• _REQUEST_
Single out each line with the word "marine" and copy it.

• _INFORMATION SHOWN_
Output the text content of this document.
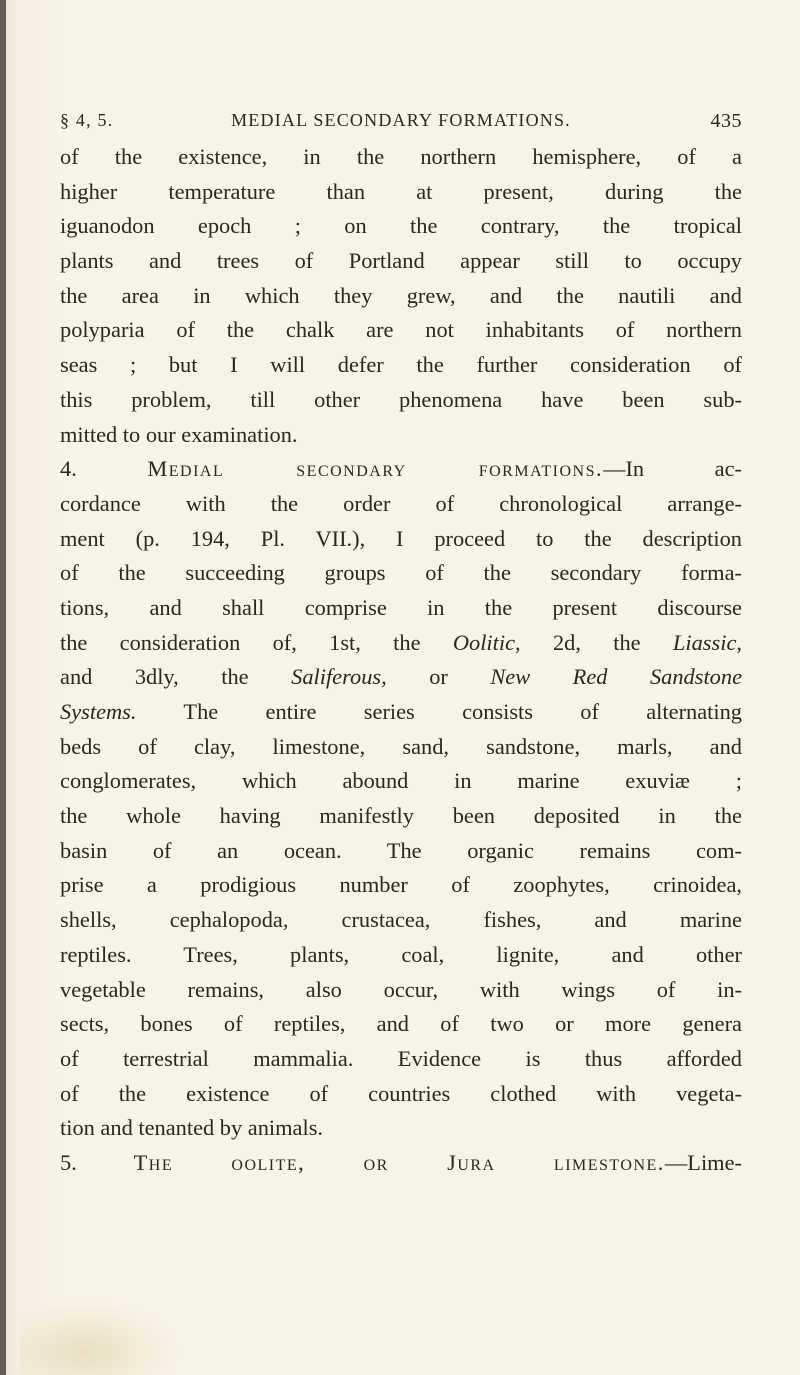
§ 4, 5.	MEDIAL SECONDARY FORMATIONS.	435
of the existence, in the northern hemisphere, of a
higher temperature than at present, during the
iguanodon epoch ; on the contrary, the tropical
plants and trees of Portland appear still to occupy
the area in which they grew, and the nautili and
polyparia of the chalk are not inhabitants of northern
seas ; but I will defer the further consideration of
this problem, till other phenomena have been sub-
mitted to our examination.
4.	Medial secondary formations.—In ac-
cordance with the order of chronological arrange-
ment (p. 194, Pl. VII.), I proceed to the description
of the succeeding groups of the secondary forma-
tions, and shall comprise in the present discourse
the consideration of, 1st, the Oolitic, 2d, the Liassic,
and 3dly, the Saliferous, or New Red Sandstone
Systems. The entire series consists of alternating
beds of clay, limestone, sand, sandstone, marls, and
conglomerates, which abound in marine exuviæ ;
the whole having manifestly been deposited in the
basin of an ocean. The organic remains com-
prise a prodigious number of zoophytes, crinoidea,
shells, cephalopoda, crustacea, fishes, and marine
reptiles. Trees, plants, coal, lignite, and other
vegetable remains, also occur, with wings of in-
sects, bones of reptiles, and of two or more genera
of terrestrial mammalia. Evidence is thus afforded
of the existence of countries clothed with vegeta-
tion and tenanted by animals.
5.	The oolite, or Jura limestone.—Lime-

• _SOLUTION FOR THIS EXERCISE_
conglomerates, which abound in marine exuviæ ;
shells, cephalopoda, crustacea, fishes, and marine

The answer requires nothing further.